▶ [What to do]: From the records below, extract all the text exactly and leave the images behind.

--- begin Dataset entries ---

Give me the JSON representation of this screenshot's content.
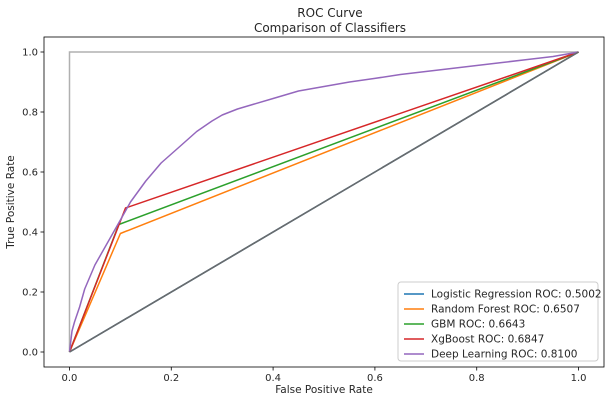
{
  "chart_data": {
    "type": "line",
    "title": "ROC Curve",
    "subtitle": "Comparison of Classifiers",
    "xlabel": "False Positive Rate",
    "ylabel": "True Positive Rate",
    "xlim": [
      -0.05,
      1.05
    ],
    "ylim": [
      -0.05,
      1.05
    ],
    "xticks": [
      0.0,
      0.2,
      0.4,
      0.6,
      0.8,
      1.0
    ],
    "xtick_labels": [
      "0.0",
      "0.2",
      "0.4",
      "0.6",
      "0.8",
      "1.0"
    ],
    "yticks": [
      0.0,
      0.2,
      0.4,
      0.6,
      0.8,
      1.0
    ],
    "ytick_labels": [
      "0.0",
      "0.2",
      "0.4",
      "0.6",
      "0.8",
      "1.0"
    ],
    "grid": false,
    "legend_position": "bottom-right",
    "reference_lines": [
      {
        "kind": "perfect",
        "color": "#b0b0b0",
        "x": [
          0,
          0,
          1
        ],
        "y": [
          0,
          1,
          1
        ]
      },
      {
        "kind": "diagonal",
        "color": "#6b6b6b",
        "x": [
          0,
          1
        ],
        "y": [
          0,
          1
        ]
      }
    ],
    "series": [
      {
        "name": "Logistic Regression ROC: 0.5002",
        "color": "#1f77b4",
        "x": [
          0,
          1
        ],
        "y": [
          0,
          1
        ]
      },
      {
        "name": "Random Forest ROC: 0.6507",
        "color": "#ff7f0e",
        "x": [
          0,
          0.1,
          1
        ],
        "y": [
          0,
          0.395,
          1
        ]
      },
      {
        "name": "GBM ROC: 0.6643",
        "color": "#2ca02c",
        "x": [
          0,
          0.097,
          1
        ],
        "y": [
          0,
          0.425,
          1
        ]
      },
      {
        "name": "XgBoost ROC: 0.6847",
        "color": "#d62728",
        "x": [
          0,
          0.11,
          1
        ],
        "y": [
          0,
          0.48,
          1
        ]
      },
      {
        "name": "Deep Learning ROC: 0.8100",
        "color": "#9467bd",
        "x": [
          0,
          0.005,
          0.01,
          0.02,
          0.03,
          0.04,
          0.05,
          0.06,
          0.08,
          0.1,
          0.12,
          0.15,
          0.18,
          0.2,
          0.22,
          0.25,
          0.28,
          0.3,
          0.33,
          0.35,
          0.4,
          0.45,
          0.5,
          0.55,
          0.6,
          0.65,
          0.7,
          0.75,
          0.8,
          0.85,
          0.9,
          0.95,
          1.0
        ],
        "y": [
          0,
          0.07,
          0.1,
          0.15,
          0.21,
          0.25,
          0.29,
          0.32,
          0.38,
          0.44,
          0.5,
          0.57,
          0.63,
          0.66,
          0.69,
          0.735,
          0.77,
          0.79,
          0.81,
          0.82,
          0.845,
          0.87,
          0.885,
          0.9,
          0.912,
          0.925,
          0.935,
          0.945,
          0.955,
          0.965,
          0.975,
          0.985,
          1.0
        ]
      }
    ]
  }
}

--- end Dataset entries ---

▶ [Task output]:
Give me the JSON representation of this screenshot's content.
{
  "chart_data": {
    "type": "line",
    "title": "ROC Curve",
    "subtitle": "Comparison of Classifiers",
    "xlabel": "False Positive Rate",
    "ylabel": "True Positive Rate",
    "xlim": [
      -0.05,
      1.05
    ],
    "ylim": [
      -0.05,
      1.05
    ],
    "xticks": [
      0.0,
      0.2,
      0.4,
      0.6,
      0.8,
      1.0
    ],
    "xtick_labels": [
      "0.0",
      "0.2",
      "0.4",
      "0.6",
      "0.8",
      "1.0"
    ],
    "yticks": [
      0.0,
      0.2,
      0.4,
      0.6,
      0.8,
      1.0
    ],
    "ytick_labels": [
      "0.0",
      "0.2",
      "0.4",
      "0.6",
      "0.8",
      "1.0"
    ],
    "grid": false,
    "legend_position": "bottom-right",
    "reference_lines": [
      {
        "kind": "perfect",
        "color": "#b0b0b0",
        "x": [
          0,
          0,
          1
        ],
        "y": [
          0,
          1,
          1
        ]
      },
      {
        "kind": "diagonal",
        "color": "#6b6b6b",
        "x": [
          0,
          1
        ],
        "y": [
          0,
          1
        ]
      }
    ],
    "series": [
      {
        "name": "Logistic Regression ROC: 0.5002",
        "color": "#1f77b4",
        "x": [
          0,
          1
        ],
        "y": [
          0,
          1
        ]
      },
      {
        "name": "Random Forest ROC: 0.6507",
        "color": "#ff7f0e",
        "x": [
          0,
          0.1,
          1
        ],
        "y": [
          0,
          0.395,
          1
        ]
      },
      {
        "name": "GBM ROC: 0.6643",
        "color": "#2ca02c",
        "x": [
          0,
          0.097,
          1
        ],
        "y": [
          0,
          0.425,
          1
        ]
      },
      {
        "name": "XgBoost ROC: 0.6847",
        "color": "#d62728",
        "x": [
          0,
          0.11,
          1
        ],
        "y": [
          0,
          0.48,
          1
        ]
      },
      {
        "name": "Deep Learning ROC: 0.8100",
        "color": "#9467bd",
        "x": [
          0,
          0.005,
          0.01,
          0.02,
          0.03,
          0.04,
          0.05,
          0.06,
          0.08,
          0.1,
          0.12,
          0.15,
          0.18,
          0.2,
          0.22,
          0.25,
          0.28,
          0.3,
          0.33,
          0.35,
          0.4,
          0.45,
          0.5,
          0.55,
          0.6,
          0.65,
          0.7,
          0.75,
          0.8,
          0.85,
          0.9,
          0.95,
          1.0
        ],
        "y": [
          0,
          0.07,
          0.1,
          0.15,
          0.21,
          0.25,
          0.29,
          0.32,
          0.38,
          0.44,
          0.5,
          0.57,
          0.63,
          0.66,
          0.69,
          0.735,
          0.77,
          0.79,
          0.81,
          0.82,
          0.845,
          0.87,
          0.885,
          0.9,
          0.912,
          0.925,
          0.935,
          0.945,
          0.955,
          0.965,
          0.975,
          0.985,
          1.0
        ]
      }
    ]
  }
}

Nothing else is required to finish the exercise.